**Short task:**
An exact copy of all the data is required, with pictures left out.
***** Exercise data *****
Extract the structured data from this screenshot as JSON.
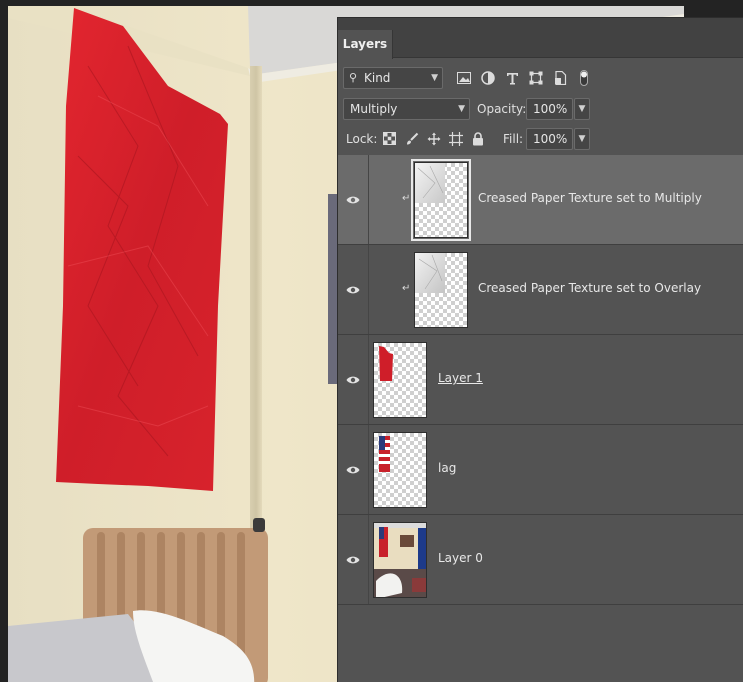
{
  "panel": {
    "tab_label": "Layers",
    "filter": {
      "selected": "Kind",
      "icons": [
        "image-filter-icon",
        "adjustment-filter-icon",
        "type-filter-icon",
        "shape-filter-icon",
        "smart-object-filter-icon",
        "toggle-filter-icon"
      ]
    },
    "blend_mode": "Multiply",
    "opacity_label": "Opacity:",
    "opacity_value": "100%",
    "lock_label": "Lock:",
    "fill_label": "Fill:",
    "fill_value": "100%"
  },
  "layers": [
    {
      "name": "Creased Paper Texture set to Multiply",
      "visible": true,
      "clipped": true,
      "selected": true,
      "thumbnail": "paper-texture"
    },
    {
      "name": "Creased Paper Texture set to Overlay",
      "visible": true,
      "clipped": true,
      "selected": false,
      "thumbnail": "paper-texture"
    },
    {
      "name": "Layer 1",
      "visible": true,
      "clipped": false,
      "selected": false,
      "thumbnail": "red-flag"
    },
    {
      "name": "lag",
      "visible": true,
      "clipped": false,
      "selected": false,
      "thumbnail": "us-flag"
    },
    {
      "name": "Layer 0",
      "visible": true,
      "clipped": false,
      "selected": false,
      "thumbnail": "room-photo"
    }
  ],
  "colors": {
    "panel_bg": "#535353",
    "selected_row": "#6b6b6b",
    "flag_red": "#d4202b",
    "wall": "#ede4c6"
  }
}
*****
**Task result:**
Extract the structured data from this screenshot as JSON.
{
  "panel": {
    "tab_label": "Layers",
    "filter": {
      "selected": "Kind",
      "icons": [
        "image-filter-icon",
        "adjustment-filter-icon",
        "type-filter-icon",
        "shape-filter-icon",
        "smart-object-filter-icon",
        "toggle-filter-icon"
      ]
    },
    "blend_mode": "Multiply",
    "opacity_label": "Opacity:",
    "opacity_value": "100%",
    "lock_label": "Lock:",
    "fill_label": "Fill:",
    "fill_value": "100%"
  },
  "layers": [
    {
      "name": "Creased Paper Texture set to Multiply",
      "visible": true,
      "clipped": true,
      "selected": true,
      "thumbnail": "paper-texture"
    },
    {
      "name": "Creased Paper Texture set to Overlay",
      "visible": true,
      "clipped": true,
      "selected": false,
      "thumbnail": "paper-texture"
    },
    {
      "name": "Layer 1",
      "visible": true,
      "clipped": false,
      "selected": false,
      "thumbnail": "red-flag"
    },
    {
      "name": "lag",
      "visible": true,
      "clipped": false,
      "selected": false,
      "thumbnail": "us-flag"
    },
    {
      "name": "Layer 0",
      "visible": true,
      "clipped": false,
      "selected": false,
      "thumbnail": "room-photo"
    }
  ],
  "colors": {
    "panel_bg": "#535353",
    "selected_row": "#6b6b6b",
    "flag_red": "#d4202b",
    "wall": "#ede4c6"
  }
}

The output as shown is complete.